Dataset records:
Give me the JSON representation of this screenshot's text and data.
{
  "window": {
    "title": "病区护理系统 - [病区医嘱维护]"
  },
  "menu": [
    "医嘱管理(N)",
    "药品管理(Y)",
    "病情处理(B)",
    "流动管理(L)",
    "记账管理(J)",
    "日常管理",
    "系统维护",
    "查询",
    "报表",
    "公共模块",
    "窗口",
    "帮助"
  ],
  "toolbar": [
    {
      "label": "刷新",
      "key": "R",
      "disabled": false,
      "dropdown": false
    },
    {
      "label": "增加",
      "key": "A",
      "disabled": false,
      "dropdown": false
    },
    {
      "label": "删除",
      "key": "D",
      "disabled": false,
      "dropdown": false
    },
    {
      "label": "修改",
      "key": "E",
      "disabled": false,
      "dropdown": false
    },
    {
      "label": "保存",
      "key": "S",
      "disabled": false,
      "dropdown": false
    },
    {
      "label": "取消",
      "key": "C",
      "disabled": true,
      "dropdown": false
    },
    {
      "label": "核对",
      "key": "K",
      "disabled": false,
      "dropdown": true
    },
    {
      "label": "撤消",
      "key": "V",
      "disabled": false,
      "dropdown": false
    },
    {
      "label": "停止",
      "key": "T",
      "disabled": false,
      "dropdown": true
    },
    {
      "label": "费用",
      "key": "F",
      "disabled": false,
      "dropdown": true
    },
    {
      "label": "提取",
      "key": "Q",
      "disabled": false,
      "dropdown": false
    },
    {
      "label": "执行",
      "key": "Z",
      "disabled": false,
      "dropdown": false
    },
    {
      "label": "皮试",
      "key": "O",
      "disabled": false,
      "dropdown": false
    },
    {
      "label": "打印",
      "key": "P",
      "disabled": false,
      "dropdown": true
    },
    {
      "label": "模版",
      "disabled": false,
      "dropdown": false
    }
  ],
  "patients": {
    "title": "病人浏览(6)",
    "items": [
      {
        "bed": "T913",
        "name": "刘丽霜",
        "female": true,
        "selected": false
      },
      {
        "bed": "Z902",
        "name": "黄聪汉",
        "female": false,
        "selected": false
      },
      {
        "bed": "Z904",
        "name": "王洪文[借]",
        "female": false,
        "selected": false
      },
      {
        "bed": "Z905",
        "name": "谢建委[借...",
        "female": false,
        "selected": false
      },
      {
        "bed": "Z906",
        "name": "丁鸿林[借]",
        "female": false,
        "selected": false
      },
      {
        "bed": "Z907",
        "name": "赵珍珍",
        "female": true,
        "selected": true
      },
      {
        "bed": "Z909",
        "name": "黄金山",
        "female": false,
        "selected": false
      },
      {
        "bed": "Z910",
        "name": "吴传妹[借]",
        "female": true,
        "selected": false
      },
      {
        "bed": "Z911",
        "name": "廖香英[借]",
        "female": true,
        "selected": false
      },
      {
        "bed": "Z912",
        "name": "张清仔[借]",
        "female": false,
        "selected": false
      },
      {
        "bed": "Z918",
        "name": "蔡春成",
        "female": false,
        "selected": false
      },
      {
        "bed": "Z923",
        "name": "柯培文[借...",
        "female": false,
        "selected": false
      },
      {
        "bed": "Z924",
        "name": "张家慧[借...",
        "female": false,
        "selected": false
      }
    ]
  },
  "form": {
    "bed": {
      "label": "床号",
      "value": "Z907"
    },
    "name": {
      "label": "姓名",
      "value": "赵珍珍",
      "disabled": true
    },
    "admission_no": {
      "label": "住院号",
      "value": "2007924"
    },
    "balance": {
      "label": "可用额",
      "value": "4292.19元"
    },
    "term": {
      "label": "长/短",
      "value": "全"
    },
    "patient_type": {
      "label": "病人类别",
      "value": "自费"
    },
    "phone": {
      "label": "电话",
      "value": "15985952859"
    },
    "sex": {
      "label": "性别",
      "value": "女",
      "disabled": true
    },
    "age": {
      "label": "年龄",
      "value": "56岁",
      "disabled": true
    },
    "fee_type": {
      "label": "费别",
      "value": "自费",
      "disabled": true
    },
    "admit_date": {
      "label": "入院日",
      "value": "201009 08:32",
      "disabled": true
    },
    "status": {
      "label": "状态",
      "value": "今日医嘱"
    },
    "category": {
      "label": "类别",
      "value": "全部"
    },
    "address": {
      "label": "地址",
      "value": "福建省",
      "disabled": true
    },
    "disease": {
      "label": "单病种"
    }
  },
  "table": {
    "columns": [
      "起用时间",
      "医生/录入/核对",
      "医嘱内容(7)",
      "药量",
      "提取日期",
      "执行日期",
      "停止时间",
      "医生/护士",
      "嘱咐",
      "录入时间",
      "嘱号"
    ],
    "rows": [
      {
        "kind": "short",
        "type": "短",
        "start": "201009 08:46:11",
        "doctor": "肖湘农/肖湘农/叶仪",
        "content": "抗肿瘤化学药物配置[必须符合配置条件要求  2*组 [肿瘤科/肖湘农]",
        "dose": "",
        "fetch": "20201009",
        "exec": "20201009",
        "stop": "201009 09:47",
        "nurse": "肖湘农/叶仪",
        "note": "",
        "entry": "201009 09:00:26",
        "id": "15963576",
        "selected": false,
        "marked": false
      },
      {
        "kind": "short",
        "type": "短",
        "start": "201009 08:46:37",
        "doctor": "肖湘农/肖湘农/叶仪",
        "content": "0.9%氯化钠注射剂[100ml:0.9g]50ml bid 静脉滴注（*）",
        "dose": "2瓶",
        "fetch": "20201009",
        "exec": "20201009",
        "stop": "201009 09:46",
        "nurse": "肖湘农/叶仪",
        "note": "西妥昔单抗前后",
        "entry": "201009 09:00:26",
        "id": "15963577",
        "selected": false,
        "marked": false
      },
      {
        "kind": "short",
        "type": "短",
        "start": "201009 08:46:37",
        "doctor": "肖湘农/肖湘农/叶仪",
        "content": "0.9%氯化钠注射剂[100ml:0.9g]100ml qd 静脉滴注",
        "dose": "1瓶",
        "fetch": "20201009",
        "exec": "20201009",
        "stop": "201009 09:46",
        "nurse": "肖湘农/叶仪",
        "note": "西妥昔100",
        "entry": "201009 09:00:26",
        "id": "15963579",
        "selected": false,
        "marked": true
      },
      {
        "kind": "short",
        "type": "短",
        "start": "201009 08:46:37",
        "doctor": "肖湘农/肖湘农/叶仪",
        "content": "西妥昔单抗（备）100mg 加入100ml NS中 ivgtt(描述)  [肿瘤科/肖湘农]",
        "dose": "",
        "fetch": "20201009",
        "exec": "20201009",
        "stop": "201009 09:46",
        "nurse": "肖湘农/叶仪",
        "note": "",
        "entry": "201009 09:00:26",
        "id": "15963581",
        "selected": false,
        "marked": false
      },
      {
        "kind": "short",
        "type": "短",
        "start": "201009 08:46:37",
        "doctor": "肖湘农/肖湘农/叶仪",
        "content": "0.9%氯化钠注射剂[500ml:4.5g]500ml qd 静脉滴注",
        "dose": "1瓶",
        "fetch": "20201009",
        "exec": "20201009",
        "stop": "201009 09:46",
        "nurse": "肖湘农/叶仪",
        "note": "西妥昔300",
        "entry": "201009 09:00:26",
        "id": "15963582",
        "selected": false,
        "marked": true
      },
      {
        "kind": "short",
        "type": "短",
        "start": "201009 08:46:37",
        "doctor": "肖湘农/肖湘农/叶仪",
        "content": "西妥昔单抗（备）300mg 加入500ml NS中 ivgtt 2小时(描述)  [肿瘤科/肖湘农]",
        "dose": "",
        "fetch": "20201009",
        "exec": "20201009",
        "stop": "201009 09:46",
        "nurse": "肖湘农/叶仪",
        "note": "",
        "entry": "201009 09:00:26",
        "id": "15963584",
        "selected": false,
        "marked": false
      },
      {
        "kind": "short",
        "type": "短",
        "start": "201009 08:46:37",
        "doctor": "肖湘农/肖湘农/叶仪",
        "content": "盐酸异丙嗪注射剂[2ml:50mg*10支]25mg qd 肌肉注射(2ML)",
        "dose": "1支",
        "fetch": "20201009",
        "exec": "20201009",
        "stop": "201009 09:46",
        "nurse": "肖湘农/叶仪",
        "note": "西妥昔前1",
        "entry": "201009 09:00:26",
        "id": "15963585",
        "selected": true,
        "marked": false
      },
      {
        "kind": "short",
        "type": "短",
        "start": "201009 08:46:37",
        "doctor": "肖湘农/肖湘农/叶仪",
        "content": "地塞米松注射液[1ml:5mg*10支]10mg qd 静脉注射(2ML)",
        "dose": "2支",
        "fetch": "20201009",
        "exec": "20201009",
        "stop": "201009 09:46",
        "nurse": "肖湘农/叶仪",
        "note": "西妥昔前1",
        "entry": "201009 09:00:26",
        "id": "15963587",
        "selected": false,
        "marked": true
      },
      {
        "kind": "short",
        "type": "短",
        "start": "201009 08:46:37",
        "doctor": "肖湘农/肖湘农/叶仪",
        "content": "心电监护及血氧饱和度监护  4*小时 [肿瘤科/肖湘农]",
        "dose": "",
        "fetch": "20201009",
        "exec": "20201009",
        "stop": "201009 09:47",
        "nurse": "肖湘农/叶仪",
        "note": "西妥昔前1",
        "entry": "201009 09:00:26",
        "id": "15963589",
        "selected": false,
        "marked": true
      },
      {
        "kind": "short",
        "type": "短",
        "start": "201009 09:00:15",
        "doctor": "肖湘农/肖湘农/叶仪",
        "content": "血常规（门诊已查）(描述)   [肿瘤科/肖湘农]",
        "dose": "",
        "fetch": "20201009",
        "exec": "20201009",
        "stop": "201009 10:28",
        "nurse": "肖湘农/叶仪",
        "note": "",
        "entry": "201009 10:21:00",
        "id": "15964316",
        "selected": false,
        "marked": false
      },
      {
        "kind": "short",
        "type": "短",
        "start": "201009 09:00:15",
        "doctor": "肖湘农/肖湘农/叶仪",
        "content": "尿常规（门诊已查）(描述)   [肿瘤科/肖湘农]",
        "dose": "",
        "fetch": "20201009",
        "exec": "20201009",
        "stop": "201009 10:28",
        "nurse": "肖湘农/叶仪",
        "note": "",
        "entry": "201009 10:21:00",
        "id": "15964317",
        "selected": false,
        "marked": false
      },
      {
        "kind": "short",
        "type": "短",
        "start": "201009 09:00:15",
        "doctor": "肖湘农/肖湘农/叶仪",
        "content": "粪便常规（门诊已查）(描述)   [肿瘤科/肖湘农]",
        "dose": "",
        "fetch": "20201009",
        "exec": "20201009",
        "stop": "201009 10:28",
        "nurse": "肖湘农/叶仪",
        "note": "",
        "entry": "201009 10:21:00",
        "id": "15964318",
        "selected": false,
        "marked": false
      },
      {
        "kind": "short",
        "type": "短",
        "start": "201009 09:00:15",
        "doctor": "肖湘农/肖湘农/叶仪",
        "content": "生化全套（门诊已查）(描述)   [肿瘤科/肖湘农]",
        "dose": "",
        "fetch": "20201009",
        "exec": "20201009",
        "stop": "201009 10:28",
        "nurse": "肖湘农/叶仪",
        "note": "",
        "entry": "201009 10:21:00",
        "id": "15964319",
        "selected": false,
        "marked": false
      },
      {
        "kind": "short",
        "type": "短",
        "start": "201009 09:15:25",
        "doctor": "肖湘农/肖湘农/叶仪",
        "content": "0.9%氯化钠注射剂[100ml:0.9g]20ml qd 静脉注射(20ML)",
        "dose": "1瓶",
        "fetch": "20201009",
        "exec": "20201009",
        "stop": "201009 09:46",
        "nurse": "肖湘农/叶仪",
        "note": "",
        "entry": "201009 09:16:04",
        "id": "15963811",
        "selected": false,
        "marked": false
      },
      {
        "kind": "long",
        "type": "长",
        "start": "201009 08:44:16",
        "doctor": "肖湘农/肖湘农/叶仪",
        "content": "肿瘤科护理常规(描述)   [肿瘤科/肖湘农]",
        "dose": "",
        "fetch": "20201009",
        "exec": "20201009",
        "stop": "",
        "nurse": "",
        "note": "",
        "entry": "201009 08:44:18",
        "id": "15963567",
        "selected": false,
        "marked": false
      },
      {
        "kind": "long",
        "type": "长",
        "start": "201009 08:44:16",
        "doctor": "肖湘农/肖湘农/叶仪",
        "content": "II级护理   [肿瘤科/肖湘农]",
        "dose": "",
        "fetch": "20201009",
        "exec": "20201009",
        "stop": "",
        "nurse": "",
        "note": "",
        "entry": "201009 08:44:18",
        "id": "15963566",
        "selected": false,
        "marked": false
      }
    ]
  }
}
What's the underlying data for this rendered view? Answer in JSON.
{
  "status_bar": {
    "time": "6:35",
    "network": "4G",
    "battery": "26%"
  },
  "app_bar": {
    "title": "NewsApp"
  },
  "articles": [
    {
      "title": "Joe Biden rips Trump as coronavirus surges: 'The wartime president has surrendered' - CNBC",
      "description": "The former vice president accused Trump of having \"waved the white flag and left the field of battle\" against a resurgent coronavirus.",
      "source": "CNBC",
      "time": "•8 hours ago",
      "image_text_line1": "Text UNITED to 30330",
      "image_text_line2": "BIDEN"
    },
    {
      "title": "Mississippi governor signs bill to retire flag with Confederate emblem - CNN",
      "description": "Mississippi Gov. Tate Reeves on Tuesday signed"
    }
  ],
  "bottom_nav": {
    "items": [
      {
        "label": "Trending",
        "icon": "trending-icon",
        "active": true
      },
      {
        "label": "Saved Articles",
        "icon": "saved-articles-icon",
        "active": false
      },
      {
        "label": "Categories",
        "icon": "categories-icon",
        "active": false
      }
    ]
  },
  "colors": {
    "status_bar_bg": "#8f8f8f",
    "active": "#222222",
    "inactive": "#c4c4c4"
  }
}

#### Aim of the exercise
A single number is asked for: how many lines in the entries above hold the string "Trump".

#### Solution
2